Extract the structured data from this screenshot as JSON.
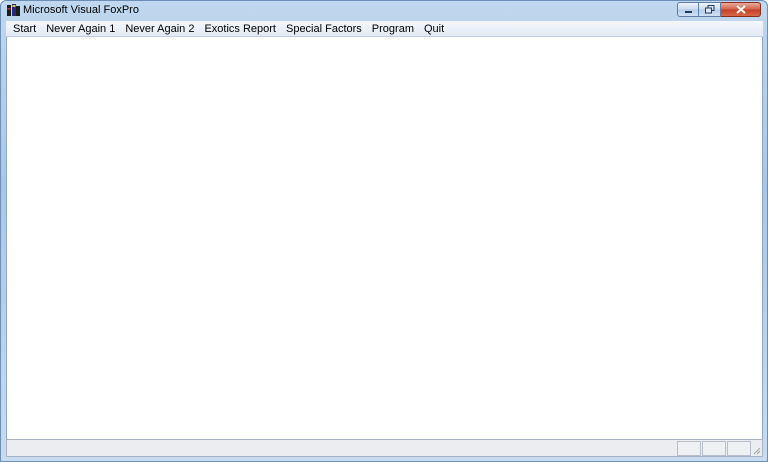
{
  "window": {
    "title": "Microsoft Visual FoxPro",
    "app_icon": "foxpro-app-icon"
  },
  "caption_buttons": {
    "minimize_icon": "minimize-icon",
    "maximize_icon": "maximize-icon",
    "close_icon": "close-icon"
  },
  "menu": {
    "items": [
      {
        "label": "Start"
      },
      {
        "label": "Never Again 1"
      },
      {
        "label": "Never Again 2"
      },
      {
        "label": "Exotics Report"
      },
      {
        "label": "Special Factors"
      },
      {
        "label": "Program"
      },
      {
        "label": "Quit"
      }
    ]
  },
  "statusbar": {
    "panels": [
      "",
      "",
      ""
    ]
  },
  "colors": {
    "frame": "#a9c6e6",
    "close_button": "#c23f24",
    "client_background": "#ffffff"
  }
}
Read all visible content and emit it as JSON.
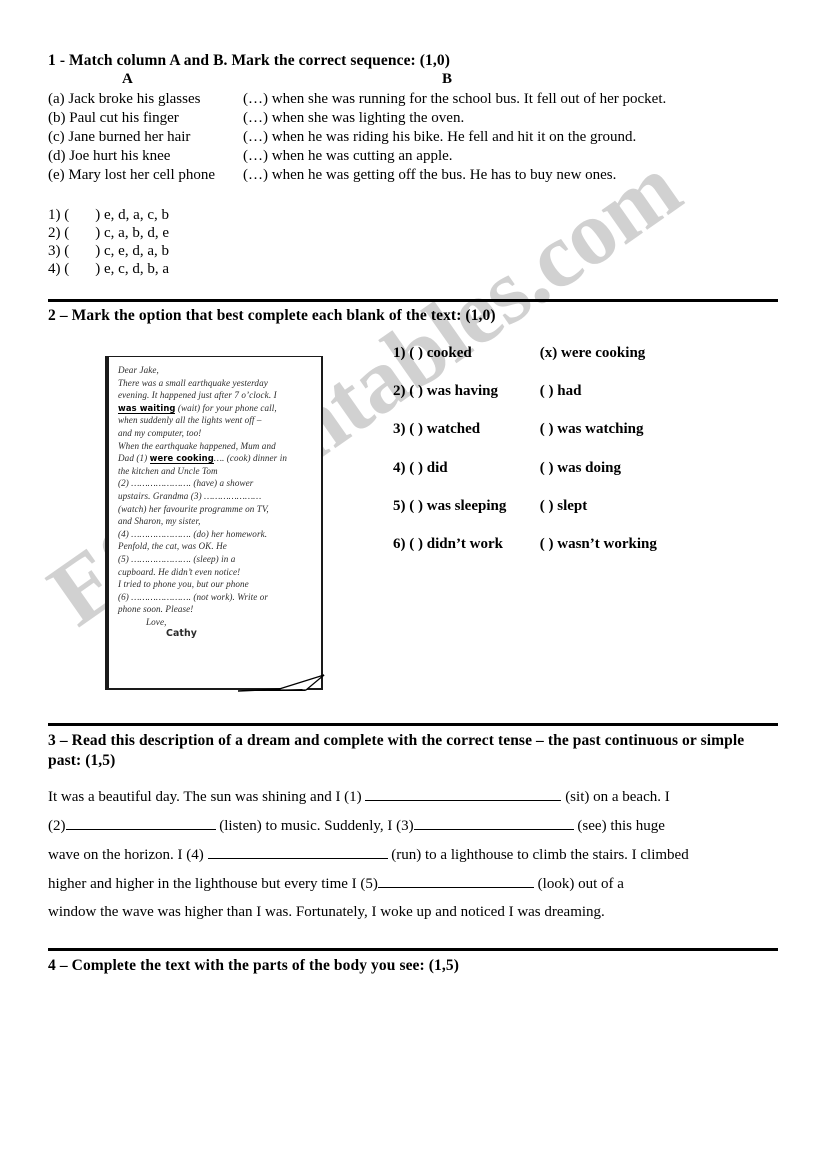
{
  "watermark": {
    "text": "ESLprintables.com"
  },
  "exercise1": {
    "heading": "1 - Match column A and B. Mark the correct sequence: (1,0)",
    "column_a_label": "A",
    "column_b_label": "B",
    "column_a": [
      "(a) Jack broke his glasses",
      "(b) Paul cut his finger",
      "(c) Jane burned her hair",
      "(d) Joe hurt his knee",
      "(e) Mary lost her cell phone"
    ],
    "column_b": [
      "(…) when she was running for the school bus. It fell out of her pocket.",
      "(…) when she was lighting the oven.",
      "(…) when he was riding his bike. He fell and hit it on the ground.",
      "(…) when he was cutting an apple.",
      "(…) when he was getting off the bus. He has to buy new ones."
    ],
    "sequences": [
      {
        "number": "1) (",
        "close": ")",
        "answer": "e, d, a, c, b"
      },
      {
        "number": "2) (",
        "close": ")",
        "answer": "c, a, b, d, e"
      },
      {
        "number": "3) (",
        "close": ")",
        "answer": "c, e, d, a, b"
      },
      {
        "number": "4) (",
        "close": ")",
        "answer": "e, c, d, b, a"
      }
    ]
  },
  "exercise2": {
    "heading": "2 – Mark the option that best complete each blank of the text: (1,0)",
    "letter": {
      "greeting": "Dear Jake,",
      "lines": [
        "There was a small earthquake yesterday",
        "evening. It happened just after 7 o’clock. I"
      ],
      "filled_answer_1": "was waiting",
      "line_after_fill": "(wait) for your phone call,",
      "lines2": [
        "when suddenly all the lights went off –",
        "and my computer, too!",
        "When the earthquake happened, Mum and"
      ],
      "blank1_prefix": "Dad (1)",
      "blank1_answer": "were cooking",
      "blank1_suffix": "…. (cook) dinner in",
      "lines3": [
        "the kitchen and Uncle Tom",
        "(2) …………………. (have) a shower",
        "upstairs. Grandma (3) …………………",
        "(watch) her favourite programme on TV,",
        "and Sharon, my sister,",
        "(4) …………………. (do) her homework.",
        "Penfold, the cat, was OK. He",
        "(5) …………………. (sleep) in a",
        "cupboard. He didn’t even notice!",
        "I tried to phone you, but our phone",
        "(6) …………………. (not work). Write or",
        "phone soon. Please!"
      ],
      "closing": "Love,",
      "signature": "Cathy"
    },
    "options": [
      {
        "number": "1) (",
        "first": ") cooked",
        "second": "(x) were cooking"
      },
      {
        "number": "2) (",
        "first": ") was having",
        "second": "(            ) had"
      },
      {
        "number": "3) (",
        "first": ") watched",
        "second": "(            ) was watching"
      },
      {
        "number": "4) (",
        "first": ") did",
        "second": "(            ) was doing"
      },
      {
        "number": "5) (",
        "first": ") was sleeping",
        "second": "(            ) slept"
      },
      {
        "number": "6) (",
        "first": ") didn’t work",
        "second": "(            ) wasn’t working"
      }
    ]
  },
  "exercise3": {
    "heading": "3 – Read this description of a dream and complete with the correct tense – the past continuous or simple past: (1,5)",
    "line1_a": "It was a beautiful day. The sun was shining and I (1)",
    "line1_b": "(sit) on a beach. I",
    "line2_a": "(2)",
    "line2_b": "(listen) to music. Suddenly, I (3)",
    "line2_c": "(see) this huge",
    "line3_a": "wave on the horizon. I (4)",
    "line3_b": "(run) to a lighthouse to climb the stairs. I climbed",
    "line4_a": "higher and higher in the lighthouse but every time I (5)",
    "line4_b": "(look) out of a",
    "line5": "window the wave was higher than I was. Fortunately, I woke up and noticed I was dreaming."
  },
  "exercise4": {
    "heading": "4 – Complete the text with the parts of the body you see: (1,5)"
  }
}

● **Exercise task**
Make an exact copy of every record, pictures excluded.

● **Exercise response**
Extract the structured data from this screenshot as JSON.
{
  "window": {
    "title": "Microsoft Visual FoxPro",
    "app_icon": "foxpro-app-icon"
  },
  "caption_buttons": {
    "minimize_icon": "minimize-icon",
    "maximize_icon": "maximize-icon",
    "close_icon": "close-icon"
  },
  "menu": {
    "items": [
      {
        "label": "Start"
      },
      {
        "label": "Never Again 1"
      },
      {
        "label": "Never Again 2"
      },
      {
        "label": "Exotics Report"
      },
      {
        "label": "Special Factors"
      },
      {
        "label": "Program"
      },
      {
        "label": "Quit"
      }
    ]
  },
  "statusbar": {
    "panels": [
      "",
      "",
      ""
    ]
  },
  "colors": {
    "frame": "#a9c6e6",
    "close_button": "#c23f24",
    "client_background": "#ffffff"
  }
}
Read all visible content and emit it as JSON.
{
  "watermark": {
    "text": "ESLprintables.com"
  },
  "exercise1": {
    "heading": "1 - Match column A and B. Mark the correct sequence: (1,0)",
    "column_a_label": "A",
    "column_b_label": "B",
    "column_a": [
      "(a) Jack broke his glasses",
      "(b) Paul cut his finger",
      "(c) Jane burned her hair",
      "(d) Joe hurt his knee",
      "(e) Mary lost her cell phone"
    ],
    "column_b": [
      "(…) when she was running for the school bus. It fell out of her pocket.",
      "(…) when she was lighting the oven.",
      "(…) when he was riding his bike. He fell and hit it on the ground.",
      "(…) when he was cutting an apple.",
      "(…) when he was getting off the bus. He has to buy new ones."
    ],
    "sequences": [
      {
        "number": "1) (",
        "close": ")",
        "answer": "e, d, a, c, b"
      },
      {
        "number": "2) (",
        "close": ")",
        "answer": "c, a, b, d, e"
      },
      {
        "number": "3) (",
        "close": ")",
        "answer": "c, e, d, a, b"
      },
      {
        "number": "4) (",
        "close": ")",
        "answer": "e, c, d, b, a"
      }
    ]
  },
  "exercise2": {
    "heading": "2 – Mark the option that best complete each blank of the text: (1,0)",
    "letter": {
      "greeting": "Dear Jake,",
      "lines": [
        "There was a small earthquake yesterday",
        "evening. It happened just after 7 o’clock. I"
      ],
      "filled_answer_1": "was waiting",
      "line_after_fill": "(wait) for your phone call,",
      "lines2": [
        "when suddenly all the lights went off –",
        "and my computer, too!",
        "When the earthquake happened, Mum and"
      ],
      "blank1_prefix": "Dad (1)",
      "blank1_answer": "were cooking",
      "blank1_suffix": "…. (cook) dinner in",
      "lines3": [
        "the kitchen and Uncle Tom",
        "(2) …………………. (have) a shower",
        "upstairs. Grandma (3) …………………",
        "(watch) her favourite programme on TV,",
        "and Sharon, my sister,",
        "(4) …………………. (do) her homework.",
        "Penfold, the cat, was OK. He",
        "(5) …………………. (sleep) in a",
        "cupboard. He didn’t even notice!",
        "I tried to phone you, but our phone",
        "(6) …………………. (not work). Write or",
        "phone soon. Please!"
      ],
      "closing": "Love,",
      "signature": "Cathy"
    },
    "options": [
      {
        "number": "1) (",
        "first": ") cooked",
        "second": "(x) were cooking"
      },
      {
        "number": "2) (",
        "first": ") was having",
        "second": "(            ) had"
      },
      {
        "number": "3) (",
        "first": ") watched",
        "second": "(            ) was watching"
      },
      {
        "number": "4) (",
        "first": ") did",
        "second": "(            ) was doing"
      },
      {
        "number": "5) (",
        "first": ") was sleeping",
        "second": "(            ) slept"
      },
      {
        "number": "6) (",
        "first": ") didn’t work",
        "second": "(            ) wasn’t working"
      }
    ]
  },
  "exercise3": {
    "heading": "3 – Read this description of a dream and complete with the correct tense – the past continuous or simple past: (1,5)",
    "line1_a": "It was a beautiful day. The sun was shining and I (1)",
    "line1_b": "(sit) on a beach. I",
    "line2_a": "(2)",
    "line2_b": "(listen) to music. Suddenly, I (3)",
    "line2_c": "(see) this huge",
    "line3_a": "wave on the horizon. I (4)",
    "line3_b": "(run) to a lighthouse to climb the stairs. I climbed",
    "line4_a": "higher and higher in the lighthouse but every time I (5)",
    "line4_b": "(look) out of a",
    "line5": "window the wave was higher than I was. Fortunately, I woke up and noticed I was dreaming."
  },
  "exercise4": {
    "heading": "4 – Complete the text with the parts of the body you see: (1,5)"
  }
}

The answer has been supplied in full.